● **SET PROBLEM**: Copy the records word for word, starting at the first line and stopping after the line that contains "svg-text:#: # xyxy=(122,221,129,230)".

● **DATA TO USE**:
★ ★ ★
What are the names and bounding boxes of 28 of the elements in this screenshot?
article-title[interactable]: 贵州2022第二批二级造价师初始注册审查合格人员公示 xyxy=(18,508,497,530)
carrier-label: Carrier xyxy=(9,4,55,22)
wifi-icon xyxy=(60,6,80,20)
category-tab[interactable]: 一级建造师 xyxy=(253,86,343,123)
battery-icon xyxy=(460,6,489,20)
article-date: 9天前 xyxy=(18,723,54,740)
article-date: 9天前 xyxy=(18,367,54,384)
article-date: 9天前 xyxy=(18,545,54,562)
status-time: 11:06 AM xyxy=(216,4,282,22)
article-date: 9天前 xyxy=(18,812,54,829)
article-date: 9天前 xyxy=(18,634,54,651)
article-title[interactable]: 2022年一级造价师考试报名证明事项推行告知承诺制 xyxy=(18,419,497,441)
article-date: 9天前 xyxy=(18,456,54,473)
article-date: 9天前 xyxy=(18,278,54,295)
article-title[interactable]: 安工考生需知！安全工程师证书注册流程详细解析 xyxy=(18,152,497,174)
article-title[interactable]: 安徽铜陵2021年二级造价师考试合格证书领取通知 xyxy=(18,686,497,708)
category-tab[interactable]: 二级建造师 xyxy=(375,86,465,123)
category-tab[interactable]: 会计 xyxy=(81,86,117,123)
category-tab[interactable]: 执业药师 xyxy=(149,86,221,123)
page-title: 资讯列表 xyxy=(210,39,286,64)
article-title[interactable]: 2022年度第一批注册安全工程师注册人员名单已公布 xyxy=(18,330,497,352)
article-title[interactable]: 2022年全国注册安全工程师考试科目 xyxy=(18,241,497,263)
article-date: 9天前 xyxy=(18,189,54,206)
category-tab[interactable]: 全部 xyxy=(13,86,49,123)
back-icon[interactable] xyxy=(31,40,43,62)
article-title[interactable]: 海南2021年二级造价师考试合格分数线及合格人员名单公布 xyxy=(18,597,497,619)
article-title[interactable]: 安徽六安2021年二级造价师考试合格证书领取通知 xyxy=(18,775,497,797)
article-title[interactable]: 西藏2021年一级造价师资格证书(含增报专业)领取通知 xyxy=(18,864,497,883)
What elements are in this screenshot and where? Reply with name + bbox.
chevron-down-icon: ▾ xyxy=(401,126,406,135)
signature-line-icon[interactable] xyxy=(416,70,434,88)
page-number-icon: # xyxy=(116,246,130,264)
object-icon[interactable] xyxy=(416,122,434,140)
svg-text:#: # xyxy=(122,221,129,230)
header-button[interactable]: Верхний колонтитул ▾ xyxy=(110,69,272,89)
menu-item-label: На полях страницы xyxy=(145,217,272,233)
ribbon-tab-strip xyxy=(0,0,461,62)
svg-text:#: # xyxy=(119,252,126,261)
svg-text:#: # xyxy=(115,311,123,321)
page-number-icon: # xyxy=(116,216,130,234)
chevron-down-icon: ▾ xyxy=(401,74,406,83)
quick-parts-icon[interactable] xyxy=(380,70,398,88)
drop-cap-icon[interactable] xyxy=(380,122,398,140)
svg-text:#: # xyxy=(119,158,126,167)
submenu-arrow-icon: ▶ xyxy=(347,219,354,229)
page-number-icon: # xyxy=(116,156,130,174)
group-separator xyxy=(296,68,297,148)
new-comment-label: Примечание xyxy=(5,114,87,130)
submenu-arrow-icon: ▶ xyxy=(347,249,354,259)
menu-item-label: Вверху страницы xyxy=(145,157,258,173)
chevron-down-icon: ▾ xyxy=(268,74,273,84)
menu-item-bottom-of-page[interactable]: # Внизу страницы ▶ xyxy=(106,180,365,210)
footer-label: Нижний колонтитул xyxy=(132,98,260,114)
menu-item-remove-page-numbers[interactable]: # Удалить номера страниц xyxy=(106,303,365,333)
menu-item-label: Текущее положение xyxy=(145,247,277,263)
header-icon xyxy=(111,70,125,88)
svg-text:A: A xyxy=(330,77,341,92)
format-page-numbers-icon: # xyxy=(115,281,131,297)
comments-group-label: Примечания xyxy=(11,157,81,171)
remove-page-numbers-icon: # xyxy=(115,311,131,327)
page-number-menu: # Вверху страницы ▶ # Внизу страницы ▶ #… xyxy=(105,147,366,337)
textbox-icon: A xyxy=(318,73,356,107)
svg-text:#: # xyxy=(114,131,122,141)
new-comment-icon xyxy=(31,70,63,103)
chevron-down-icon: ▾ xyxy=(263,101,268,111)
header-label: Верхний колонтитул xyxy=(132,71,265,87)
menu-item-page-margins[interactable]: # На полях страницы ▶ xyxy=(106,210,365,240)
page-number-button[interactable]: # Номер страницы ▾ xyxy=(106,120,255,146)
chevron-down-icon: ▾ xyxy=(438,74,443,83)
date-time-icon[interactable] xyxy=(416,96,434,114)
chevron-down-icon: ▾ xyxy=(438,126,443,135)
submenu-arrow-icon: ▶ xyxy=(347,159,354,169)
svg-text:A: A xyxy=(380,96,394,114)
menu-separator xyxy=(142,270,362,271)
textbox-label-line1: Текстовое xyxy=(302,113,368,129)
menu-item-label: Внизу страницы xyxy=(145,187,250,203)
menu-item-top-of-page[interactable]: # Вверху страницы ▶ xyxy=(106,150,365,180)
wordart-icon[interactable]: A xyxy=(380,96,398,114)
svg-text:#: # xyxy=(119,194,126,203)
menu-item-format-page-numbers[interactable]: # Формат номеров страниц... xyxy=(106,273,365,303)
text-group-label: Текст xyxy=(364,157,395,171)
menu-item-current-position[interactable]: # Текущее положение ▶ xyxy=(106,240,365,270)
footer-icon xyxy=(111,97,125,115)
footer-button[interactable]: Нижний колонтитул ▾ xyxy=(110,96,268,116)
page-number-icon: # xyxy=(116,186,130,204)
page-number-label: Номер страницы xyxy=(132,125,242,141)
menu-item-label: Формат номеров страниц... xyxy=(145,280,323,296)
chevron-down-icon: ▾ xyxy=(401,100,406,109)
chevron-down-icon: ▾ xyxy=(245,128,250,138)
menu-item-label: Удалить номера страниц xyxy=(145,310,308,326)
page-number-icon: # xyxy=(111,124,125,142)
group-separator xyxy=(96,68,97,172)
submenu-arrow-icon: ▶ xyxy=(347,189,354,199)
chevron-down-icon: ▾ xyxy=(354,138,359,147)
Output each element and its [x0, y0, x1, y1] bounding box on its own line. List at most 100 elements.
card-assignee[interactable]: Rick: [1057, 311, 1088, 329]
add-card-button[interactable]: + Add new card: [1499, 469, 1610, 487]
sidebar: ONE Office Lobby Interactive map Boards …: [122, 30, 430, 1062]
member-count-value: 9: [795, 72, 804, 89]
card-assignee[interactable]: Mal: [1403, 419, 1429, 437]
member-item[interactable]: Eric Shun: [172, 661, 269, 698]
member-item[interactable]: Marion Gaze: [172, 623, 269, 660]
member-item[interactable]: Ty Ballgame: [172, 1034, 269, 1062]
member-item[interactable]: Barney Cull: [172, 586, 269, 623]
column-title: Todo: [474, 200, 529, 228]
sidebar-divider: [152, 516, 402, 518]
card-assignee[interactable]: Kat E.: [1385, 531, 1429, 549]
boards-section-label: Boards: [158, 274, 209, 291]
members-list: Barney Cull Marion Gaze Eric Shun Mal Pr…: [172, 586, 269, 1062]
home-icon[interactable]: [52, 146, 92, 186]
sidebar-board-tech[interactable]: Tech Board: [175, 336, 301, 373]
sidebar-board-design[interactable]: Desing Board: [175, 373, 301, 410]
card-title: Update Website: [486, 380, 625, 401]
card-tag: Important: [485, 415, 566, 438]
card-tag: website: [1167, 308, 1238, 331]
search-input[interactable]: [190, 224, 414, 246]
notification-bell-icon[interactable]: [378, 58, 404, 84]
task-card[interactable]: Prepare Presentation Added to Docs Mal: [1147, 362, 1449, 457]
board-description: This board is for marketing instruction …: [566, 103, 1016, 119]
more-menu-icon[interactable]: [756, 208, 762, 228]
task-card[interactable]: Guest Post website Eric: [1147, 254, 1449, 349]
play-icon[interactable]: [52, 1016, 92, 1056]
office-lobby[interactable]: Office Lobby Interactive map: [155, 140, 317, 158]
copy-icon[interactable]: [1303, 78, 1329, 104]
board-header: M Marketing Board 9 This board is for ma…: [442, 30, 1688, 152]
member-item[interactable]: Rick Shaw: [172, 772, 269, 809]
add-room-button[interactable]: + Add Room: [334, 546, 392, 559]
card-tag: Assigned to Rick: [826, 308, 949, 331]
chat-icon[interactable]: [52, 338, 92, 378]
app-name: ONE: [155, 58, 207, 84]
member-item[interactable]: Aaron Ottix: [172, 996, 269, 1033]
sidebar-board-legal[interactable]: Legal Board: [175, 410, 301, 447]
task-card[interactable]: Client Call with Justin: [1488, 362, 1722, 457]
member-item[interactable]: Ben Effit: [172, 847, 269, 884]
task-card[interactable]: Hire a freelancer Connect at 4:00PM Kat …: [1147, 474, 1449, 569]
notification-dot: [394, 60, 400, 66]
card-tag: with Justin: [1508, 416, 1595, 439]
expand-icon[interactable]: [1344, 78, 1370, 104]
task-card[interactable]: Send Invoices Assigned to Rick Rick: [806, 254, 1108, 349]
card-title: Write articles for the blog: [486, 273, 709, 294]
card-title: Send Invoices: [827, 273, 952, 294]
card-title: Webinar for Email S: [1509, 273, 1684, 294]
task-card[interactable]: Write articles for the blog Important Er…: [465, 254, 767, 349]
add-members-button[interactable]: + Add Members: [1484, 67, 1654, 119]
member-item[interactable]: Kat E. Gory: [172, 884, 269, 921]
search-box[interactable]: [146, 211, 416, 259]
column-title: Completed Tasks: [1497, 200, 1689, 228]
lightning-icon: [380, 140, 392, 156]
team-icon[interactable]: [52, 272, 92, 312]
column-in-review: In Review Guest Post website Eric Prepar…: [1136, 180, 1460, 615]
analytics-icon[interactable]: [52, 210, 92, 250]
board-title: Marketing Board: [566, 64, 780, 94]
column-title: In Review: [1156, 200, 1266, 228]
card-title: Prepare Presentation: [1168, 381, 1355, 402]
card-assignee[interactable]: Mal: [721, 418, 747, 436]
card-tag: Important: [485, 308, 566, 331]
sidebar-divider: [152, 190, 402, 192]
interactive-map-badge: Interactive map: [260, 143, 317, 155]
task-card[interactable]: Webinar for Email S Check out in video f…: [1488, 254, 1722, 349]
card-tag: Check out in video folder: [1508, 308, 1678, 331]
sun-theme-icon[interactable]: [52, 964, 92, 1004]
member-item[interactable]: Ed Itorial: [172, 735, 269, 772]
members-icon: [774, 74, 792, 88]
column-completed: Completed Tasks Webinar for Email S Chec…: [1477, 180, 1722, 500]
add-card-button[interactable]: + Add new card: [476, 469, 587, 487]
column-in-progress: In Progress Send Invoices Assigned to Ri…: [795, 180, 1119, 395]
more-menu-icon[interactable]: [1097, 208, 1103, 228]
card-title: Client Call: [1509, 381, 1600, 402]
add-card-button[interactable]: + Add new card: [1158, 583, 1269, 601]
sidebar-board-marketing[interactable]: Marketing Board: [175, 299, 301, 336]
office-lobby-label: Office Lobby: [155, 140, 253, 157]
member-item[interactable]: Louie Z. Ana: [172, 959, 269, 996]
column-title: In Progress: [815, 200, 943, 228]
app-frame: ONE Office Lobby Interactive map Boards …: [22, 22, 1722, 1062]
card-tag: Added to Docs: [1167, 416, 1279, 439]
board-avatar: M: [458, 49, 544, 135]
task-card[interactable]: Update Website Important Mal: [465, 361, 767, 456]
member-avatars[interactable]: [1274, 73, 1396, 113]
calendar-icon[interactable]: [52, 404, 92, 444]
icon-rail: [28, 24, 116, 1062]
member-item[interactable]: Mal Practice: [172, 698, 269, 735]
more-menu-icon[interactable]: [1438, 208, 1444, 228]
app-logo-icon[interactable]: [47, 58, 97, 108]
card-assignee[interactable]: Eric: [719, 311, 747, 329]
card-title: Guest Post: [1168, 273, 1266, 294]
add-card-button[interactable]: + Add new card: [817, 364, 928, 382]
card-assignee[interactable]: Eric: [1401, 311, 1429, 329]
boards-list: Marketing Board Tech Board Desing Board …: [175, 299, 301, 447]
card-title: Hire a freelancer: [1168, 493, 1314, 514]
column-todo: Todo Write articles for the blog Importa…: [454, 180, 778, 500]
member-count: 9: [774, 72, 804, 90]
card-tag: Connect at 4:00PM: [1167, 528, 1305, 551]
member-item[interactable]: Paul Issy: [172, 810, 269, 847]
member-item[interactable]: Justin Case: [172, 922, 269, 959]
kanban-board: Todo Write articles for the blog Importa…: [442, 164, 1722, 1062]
★ ★ ★
● **THE RESULT**:
What are the names and bounding boxes of 28 of the elements in this screenshot?
article-title[interactable]: 贵州2022第二批二级造价师初始注册审查合格人员公示 xyxy=(18,508,497,530)
carrier-label: Carrier xyxy=(9,4,55,22)
wifi-icon xyxy=(60,6,80,20)
category-tab[interactable]: 一级建造师 xyxy=(253,86,343,123)
battery-icon xyxy=(460,6,489,20)
article-date: 9天前 xyxy=(18,723,54,740)
article-date: 9天前 xyxy=(18,367,54,384)
article-date: 9天前 xyxy=(18,545,54,562)
status-time: 11:06 AM xyxy=(216,4,282,22)
article-date: 9天前 xyxy=(18,812,54,829)
article-date: 9天前 xyxy=(18,634,54,651)
article-title[interactable]: 2022年一级造价师考试报名证明事项推行告知承诺制 xyxy=(18,419,497,441)
article-date: 9天前 xyxy=(18,456,54,473)
article-date: 9天前 xyxy=(18,278,54,295)
article-title[interactable]: 安工考生需知！安全工程师证书注册流程详细解析 xyxy=(18,152,497,174)
article-title[interactable]: 安徽铜陵2021年二级造价师考试合格证书领取通知 xyxy=(18,686,497,708)
category-tab[interactable]: 二级建造师 xyxy=(375,86,465,123)
category-tab[interactable]: 会计 xyxy=(81,86,117,123)
category-tab[interactable]: 执业药师 xyxy=(149,86,221,123)
page-title: 资讯列表 xyxy=(210,39,286,64)
article-title[interactable]: 2022年度第一批注册安全工程师注册人员名单已公布 xyxy=(18,330,497,352)
article-title[interactable]: 2022年全国注册安全工程师考试科目 xyxy=(18,241,497,263)
article-date: 9天前 xyxy=(18,189,54,206)
category-tab[interactable]: 全部 xyxy=(13,86,49,123)
back-icon[interactable] xyxy=(31,40,43,62)
article-title[interactable]: 海南2021年二级造价师考试合格分数线及合格人员名单公布 xyxy=(18,597,497,619)
article-title[interactable]: 安徽六安2021年二级造价师考试合格证书领取通知 xyxy=(18,775,497,797)
article-title[interactable]: 西藏2021年一级造价师资格证书(含增报专业)领取通知 xyxy=(18,864,497,883)
What elements are in this screenshot and where? Reply with name + bbox.
chevron-down-icon: ▾ xyxy=(401,126,406,135)
signature-line-icon[interactable] xyxy=(416,70,434,88)
page-number-icon: # xyxy=(116,246,130,264)
object-icon[interactable] xyxy=(416,122,434,140)
svg-text:#: # xyxy=(122,221,129,230)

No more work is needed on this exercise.